_Stated goal_
Identify the lines containing the word "title". Copy each one.
□ □ □ □ □ □ □
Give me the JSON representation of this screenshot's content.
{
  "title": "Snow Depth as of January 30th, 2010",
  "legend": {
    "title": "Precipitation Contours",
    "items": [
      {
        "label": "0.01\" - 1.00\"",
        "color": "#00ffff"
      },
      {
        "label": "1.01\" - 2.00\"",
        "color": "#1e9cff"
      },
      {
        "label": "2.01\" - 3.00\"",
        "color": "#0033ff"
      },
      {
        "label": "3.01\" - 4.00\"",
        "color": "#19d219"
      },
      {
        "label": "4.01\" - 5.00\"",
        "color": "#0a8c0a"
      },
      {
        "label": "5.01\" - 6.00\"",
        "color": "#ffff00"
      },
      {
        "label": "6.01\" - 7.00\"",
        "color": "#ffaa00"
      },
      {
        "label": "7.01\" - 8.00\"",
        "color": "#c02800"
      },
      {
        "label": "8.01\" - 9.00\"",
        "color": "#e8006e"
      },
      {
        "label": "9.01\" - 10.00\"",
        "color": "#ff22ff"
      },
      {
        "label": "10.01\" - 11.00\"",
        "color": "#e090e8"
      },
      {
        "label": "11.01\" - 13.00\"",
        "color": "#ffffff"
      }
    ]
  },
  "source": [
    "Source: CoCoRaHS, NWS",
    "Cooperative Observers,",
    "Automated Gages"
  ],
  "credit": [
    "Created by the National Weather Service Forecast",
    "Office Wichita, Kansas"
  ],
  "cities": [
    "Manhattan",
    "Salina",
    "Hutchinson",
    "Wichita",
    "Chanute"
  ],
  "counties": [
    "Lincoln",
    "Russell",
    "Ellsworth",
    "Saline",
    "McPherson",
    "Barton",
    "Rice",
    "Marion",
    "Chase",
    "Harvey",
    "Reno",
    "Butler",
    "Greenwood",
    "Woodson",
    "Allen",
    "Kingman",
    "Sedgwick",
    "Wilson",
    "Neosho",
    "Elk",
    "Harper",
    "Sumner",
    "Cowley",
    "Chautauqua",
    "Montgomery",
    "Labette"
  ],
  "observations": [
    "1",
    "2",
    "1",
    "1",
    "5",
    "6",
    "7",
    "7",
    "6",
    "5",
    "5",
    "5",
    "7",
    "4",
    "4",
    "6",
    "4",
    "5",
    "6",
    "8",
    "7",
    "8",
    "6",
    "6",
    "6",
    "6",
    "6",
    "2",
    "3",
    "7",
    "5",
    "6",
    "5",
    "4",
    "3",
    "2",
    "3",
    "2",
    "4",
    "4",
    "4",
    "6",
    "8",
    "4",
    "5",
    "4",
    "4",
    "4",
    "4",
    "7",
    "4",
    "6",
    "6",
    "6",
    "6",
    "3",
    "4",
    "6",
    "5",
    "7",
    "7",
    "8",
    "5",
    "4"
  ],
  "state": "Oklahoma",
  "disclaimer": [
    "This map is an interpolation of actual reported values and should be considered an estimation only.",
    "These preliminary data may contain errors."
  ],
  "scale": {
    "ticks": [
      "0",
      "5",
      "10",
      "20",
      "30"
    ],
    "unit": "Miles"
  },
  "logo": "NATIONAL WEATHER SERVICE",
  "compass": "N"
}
□ □ □ □ □ □ □
_Expected answer_
  "title": "Snow Depth as of January 30th, 2010",
    "title": "Precipitation Contours",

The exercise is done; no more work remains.